How many lines of the records below contain the word "window"? Answer with the number alone.

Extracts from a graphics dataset
# # #
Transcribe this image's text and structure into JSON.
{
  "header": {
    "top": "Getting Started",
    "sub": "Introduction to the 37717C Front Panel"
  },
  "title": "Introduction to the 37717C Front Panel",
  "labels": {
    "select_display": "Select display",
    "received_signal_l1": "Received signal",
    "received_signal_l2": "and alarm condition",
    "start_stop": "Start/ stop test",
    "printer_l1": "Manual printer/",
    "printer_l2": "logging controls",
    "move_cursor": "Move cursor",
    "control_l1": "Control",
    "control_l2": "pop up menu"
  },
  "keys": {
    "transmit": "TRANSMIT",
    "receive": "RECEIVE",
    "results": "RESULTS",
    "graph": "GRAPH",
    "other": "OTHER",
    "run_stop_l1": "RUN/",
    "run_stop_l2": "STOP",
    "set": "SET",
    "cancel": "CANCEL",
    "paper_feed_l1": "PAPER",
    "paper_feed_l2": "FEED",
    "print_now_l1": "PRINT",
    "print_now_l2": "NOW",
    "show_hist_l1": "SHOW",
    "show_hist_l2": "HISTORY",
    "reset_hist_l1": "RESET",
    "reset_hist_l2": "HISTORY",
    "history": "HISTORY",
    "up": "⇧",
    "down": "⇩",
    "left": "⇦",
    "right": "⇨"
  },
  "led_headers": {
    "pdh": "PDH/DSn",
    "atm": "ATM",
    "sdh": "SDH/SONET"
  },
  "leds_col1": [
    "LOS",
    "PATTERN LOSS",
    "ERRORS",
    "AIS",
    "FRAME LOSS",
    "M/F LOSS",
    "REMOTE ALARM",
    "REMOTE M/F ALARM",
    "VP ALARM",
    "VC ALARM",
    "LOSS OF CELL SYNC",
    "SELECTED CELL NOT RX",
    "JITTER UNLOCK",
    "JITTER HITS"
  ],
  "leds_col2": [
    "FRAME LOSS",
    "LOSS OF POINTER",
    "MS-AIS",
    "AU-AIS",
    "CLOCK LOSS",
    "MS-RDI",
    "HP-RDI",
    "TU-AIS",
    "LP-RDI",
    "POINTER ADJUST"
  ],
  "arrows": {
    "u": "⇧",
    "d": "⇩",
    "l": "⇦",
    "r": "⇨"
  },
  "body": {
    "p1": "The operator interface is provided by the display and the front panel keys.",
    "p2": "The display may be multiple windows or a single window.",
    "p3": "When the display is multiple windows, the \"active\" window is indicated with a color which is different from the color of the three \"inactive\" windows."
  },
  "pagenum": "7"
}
# # #
Solution to this task: 2